Required action: Exactly how many lines in the entries contain "Bekanta"? Give that number alone.
-------- Material for this task --------
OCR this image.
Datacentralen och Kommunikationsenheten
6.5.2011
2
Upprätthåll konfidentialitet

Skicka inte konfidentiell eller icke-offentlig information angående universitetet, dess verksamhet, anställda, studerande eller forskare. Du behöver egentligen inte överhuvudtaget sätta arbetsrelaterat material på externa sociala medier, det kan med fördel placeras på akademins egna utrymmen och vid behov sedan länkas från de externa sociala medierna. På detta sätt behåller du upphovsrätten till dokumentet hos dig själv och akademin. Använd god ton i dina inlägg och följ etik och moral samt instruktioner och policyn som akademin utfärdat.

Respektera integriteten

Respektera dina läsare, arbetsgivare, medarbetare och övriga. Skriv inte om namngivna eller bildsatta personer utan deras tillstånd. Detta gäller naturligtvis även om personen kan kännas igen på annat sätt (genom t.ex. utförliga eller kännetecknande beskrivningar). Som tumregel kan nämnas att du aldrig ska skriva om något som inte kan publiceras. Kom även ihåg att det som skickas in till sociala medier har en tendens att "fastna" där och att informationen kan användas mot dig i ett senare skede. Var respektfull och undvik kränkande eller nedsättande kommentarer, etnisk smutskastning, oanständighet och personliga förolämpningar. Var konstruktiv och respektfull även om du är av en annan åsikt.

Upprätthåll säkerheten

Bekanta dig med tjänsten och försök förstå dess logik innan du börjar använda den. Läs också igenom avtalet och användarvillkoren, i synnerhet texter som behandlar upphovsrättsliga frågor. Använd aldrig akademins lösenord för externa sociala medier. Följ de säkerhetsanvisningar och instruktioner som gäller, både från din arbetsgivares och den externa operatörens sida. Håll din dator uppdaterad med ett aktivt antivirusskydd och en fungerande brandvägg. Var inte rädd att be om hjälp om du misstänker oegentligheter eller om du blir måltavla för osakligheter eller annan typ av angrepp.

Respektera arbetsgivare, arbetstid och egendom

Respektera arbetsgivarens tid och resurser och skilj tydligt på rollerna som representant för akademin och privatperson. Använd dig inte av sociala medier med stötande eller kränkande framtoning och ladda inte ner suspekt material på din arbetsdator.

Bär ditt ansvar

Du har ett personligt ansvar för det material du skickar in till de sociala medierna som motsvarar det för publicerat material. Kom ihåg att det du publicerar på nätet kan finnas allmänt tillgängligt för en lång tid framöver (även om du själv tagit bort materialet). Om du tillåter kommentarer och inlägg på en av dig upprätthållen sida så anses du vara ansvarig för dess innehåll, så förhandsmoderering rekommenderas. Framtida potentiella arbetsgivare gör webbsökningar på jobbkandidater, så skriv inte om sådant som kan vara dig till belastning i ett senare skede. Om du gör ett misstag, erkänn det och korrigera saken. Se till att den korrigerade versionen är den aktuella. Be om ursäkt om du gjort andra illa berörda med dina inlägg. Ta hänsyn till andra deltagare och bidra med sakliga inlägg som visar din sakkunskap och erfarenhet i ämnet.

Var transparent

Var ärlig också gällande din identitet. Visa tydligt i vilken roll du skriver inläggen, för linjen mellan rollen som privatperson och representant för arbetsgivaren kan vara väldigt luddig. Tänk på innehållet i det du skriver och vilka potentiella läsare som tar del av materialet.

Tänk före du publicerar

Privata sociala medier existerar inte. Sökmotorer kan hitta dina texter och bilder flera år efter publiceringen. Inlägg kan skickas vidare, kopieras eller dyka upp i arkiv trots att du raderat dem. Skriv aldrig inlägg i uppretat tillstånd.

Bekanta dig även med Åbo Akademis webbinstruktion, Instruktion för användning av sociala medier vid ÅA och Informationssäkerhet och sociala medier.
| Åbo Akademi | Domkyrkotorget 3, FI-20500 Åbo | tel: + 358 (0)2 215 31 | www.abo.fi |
--------
Result for this task: 2